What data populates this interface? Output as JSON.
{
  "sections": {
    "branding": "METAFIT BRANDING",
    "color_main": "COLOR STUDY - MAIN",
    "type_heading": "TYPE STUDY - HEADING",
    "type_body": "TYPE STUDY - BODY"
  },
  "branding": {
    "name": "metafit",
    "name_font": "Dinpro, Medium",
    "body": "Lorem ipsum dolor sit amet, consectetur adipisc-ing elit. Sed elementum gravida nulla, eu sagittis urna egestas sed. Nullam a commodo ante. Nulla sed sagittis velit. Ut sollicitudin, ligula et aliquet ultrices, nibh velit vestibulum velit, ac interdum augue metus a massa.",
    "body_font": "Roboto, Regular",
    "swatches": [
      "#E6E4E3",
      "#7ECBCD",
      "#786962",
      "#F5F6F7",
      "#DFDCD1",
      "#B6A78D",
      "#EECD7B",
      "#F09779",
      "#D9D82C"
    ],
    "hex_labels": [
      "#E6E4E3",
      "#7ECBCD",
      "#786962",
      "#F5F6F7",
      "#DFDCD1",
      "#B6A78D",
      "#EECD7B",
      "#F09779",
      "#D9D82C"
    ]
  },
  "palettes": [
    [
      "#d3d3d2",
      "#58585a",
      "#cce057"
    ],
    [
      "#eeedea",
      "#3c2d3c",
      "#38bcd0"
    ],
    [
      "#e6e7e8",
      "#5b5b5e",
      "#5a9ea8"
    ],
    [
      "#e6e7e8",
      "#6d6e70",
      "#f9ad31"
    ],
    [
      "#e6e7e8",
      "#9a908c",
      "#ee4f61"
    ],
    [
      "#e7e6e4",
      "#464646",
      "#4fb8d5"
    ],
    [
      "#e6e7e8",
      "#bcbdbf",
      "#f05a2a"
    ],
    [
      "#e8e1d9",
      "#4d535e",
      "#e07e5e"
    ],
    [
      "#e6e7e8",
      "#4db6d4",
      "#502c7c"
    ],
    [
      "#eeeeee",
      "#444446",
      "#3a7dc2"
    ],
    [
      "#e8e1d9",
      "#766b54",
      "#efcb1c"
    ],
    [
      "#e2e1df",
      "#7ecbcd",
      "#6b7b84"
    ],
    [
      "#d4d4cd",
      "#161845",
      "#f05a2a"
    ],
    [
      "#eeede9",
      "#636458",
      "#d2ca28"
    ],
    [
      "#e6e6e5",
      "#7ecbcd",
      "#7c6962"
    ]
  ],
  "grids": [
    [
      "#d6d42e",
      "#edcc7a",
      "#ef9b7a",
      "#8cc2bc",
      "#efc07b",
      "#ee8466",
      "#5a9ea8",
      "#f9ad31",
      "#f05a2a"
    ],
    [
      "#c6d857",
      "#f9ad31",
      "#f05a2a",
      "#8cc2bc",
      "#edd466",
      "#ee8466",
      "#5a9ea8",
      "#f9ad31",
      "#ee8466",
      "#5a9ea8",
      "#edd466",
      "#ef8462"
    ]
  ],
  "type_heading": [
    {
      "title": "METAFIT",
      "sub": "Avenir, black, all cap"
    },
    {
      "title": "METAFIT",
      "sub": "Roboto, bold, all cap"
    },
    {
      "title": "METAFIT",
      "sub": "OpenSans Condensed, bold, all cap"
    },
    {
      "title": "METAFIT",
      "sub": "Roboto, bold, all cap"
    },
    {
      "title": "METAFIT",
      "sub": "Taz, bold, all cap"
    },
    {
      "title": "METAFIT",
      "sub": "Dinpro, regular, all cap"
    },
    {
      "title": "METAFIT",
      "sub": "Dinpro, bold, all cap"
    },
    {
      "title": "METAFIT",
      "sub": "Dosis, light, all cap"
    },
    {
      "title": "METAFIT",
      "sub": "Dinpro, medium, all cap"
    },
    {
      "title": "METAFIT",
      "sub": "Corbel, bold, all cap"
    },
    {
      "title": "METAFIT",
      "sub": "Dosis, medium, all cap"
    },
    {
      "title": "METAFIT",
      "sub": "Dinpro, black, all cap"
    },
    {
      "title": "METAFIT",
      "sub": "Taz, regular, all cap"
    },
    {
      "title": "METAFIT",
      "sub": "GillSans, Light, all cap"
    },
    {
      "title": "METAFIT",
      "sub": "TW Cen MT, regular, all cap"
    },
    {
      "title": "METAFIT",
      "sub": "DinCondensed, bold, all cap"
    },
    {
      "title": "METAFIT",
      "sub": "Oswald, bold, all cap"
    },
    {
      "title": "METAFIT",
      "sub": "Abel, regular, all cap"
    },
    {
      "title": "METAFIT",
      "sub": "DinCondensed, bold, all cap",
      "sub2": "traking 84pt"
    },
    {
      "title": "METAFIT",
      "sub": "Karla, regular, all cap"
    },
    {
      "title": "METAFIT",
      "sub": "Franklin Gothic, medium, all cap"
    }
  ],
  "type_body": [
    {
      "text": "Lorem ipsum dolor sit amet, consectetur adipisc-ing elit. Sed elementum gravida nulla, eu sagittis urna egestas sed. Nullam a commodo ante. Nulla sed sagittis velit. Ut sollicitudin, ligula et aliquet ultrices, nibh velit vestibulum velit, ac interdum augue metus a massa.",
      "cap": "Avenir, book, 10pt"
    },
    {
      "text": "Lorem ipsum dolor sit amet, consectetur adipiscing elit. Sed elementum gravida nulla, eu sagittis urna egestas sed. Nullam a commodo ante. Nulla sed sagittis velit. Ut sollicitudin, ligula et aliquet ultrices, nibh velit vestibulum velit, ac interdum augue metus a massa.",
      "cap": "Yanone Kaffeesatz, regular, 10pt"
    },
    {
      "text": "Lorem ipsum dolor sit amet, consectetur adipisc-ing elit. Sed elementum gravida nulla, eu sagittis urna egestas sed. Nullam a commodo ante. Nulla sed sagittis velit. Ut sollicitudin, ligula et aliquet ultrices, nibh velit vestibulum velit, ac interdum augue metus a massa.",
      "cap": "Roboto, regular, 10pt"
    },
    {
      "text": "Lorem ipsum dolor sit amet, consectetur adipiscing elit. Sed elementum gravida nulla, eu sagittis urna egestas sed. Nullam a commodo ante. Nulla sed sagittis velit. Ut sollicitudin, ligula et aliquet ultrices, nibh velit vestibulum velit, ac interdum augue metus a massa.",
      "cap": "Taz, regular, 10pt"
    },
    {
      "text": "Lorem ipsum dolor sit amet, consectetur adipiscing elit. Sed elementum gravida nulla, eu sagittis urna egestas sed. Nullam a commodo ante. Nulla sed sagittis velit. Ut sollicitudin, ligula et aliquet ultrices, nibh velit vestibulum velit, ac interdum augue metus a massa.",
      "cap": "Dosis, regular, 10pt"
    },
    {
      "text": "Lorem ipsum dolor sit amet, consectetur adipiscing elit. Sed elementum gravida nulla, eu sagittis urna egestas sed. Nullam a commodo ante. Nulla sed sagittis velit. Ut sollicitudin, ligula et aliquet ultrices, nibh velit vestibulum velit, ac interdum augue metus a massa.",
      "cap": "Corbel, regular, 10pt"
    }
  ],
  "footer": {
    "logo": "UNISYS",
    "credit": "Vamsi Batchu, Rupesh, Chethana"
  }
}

_What needs to be done_
Within the records above, how many lines include the word "Dinpro"? State the number by itself.

_Result of this exercise_
5